Below are some entries. Output each one exactly as it appears.

--- Start The input ---

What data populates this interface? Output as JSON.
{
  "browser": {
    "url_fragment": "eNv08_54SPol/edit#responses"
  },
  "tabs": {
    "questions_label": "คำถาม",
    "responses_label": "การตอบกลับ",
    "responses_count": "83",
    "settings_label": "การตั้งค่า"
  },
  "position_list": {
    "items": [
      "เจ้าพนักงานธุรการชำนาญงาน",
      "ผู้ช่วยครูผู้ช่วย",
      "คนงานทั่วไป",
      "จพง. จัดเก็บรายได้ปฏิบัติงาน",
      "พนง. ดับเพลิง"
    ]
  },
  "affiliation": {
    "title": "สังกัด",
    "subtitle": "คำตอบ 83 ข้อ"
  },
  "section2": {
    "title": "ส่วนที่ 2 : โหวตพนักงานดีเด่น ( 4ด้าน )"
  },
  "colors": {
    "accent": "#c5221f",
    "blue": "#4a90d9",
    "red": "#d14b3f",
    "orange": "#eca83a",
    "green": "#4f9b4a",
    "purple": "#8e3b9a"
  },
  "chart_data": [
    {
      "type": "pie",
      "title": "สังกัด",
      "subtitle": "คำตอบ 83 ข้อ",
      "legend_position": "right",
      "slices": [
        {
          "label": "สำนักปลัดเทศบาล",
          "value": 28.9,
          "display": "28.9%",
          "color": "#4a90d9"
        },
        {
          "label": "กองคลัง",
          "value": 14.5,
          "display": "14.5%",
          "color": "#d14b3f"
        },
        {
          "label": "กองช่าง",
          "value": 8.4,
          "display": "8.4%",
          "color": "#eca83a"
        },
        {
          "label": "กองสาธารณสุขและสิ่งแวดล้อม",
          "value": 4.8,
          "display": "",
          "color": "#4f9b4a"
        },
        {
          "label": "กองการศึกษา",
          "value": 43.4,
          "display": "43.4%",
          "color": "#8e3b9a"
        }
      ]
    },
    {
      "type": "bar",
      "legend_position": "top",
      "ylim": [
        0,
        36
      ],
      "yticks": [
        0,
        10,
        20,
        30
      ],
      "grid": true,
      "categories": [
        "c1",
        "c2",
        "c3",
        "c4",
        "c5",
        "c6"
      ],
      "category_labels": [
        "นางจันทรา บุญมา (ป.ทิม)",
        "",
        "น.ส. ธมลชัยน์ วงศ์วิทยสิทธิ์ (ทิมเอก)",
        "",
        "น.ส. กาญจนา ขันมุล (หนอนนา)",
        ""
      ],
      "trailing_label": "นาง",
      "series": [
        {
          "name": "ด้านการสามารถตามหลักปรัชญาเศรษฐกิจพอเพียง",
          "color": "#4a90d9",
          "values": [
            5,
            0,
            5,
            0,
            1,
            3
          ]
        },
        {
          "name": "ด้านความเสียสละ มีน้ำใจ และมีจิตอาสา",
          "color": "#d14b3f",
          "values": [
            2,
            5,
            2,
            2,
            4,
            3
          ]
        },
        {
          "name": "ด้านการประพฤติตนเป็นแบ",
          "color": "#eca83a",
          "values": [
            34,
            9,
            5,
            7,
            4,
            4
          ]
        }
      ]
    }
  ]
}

--- End The input ---

[Solution to the exercise]
What data populates this interface? Output as JSON.
{
  "browser": {
    "url_fragment": "eNv08_54SPol/edit#responses"
  },
  "tabs": {
    "questions_label": "คำถาม",
    "responses_label": "การตอบกลับ",
    "responses_count": "83",
    "settings_label": "การตั้งค่า"
  },
  "position_list": {
    "items": [
      "เจ้าพนักงานธุรการชำนาญงาน",
      "ผู้ช่วยครูผู้ช่วย",
      "คนงานทั่วไป",
      "จพง. จัดเก็บรายได้ปฏิบัติงาน",
      "พนง. ดับเพลิง"
    ]
  },
  "affiliation": {
    "title": "สังกัด",
    "subtitle": "คำตอบ 83 ข้อ"
  },
  "section2": {
    "title": "ส่วนที่ 2 : โหวตพนักงานดีเด่น ( 4ด้าน )"
  },
  "colors": {
    "accent": "#c5221f",
    "blue": "#4a90d9",
    "red": "#d14b3f",
    "orange": "#eca83a",
    "green": "#4f9b4a",
    "purple": "#8e3b9a"
  },
  "chart_data": [
    {
      "type": "pie",
      "title": "สังกัด",
      "subtitle": "คำตอบ 83 ข้อ",
      "legend_position": "right",
      "slices": [
        {
          "label": "สำนักปลัดเทศบาล",
          "value": 28.9,
          "display": "28.9%",
          "color": "#4a90d9"
        },
        {
          "label": "กองคลัง",
          "value": 14.5,
          "display": "14.5%",
          "color": "#d14b3f"
        },
        {
          "label": "กองช่าง",
          "value": 8.4,
          "display": "8.4%",
          "color": "#eca83a"
        },
        {
          "label": "กองสาธารณสุขและสิ่งแวดล้อม",
          "value": 4.8,
          "display": "",
          "color": "#4f9b4a"
        },
        {
          "label": "กองการศึกษา",
          "value": 43.4,
          "display": "43.4%",
          "color": "#8e3b9a"
        }
      ]
    },
    {
      "type": "bar",
      "legend_position": "top",
      "ylim": [
        0,
        36
      ],
      "yticks": [
        0,
        10,
        20,
        30
      ],
      "grid": true,
      "categories": [
        "c1",
        "c2",
        "c3",
        "c4",
        "c5",
        "c6"
      ],
      "category_labels": [
        "นางจันทรา บุญมา (ป.ทิม)",
        "",
        "น.ส. ธมลชัยน์ วงศ์วิทยสิทธิ์ (ทิมเอก)",
        "",
        "น.ส. กาญจนา ขันมุล (หนอนนา)",
        ""
      ],
      "trailing_label": "นาง",
      "series": [
        {
          "name": "ด้านการสามารถตามหลักปรัชญาเศรษฐกิจพอเพียง",
          "color": "#4a90d9",
          "values": [
            5,
            0,
            5,
            0,
            1,
            3
          ]
        },
        {
          "name": "ด้านความเสียสละ มีน้ำใจ และมีจิตอาสา",
          "color": "#d14b3f",
          "values": [
            2,
            5,
            2,
            2,
            4,
            3
          ]
        },
        {
          "name": "ด้านการประพฤติตนเป็นแบ",
          "color": "#eca83a",
          "values": [
            34,
            9,
            5,
            7,
            4,
            4
          ]
        }
      ]
    }
  ]
}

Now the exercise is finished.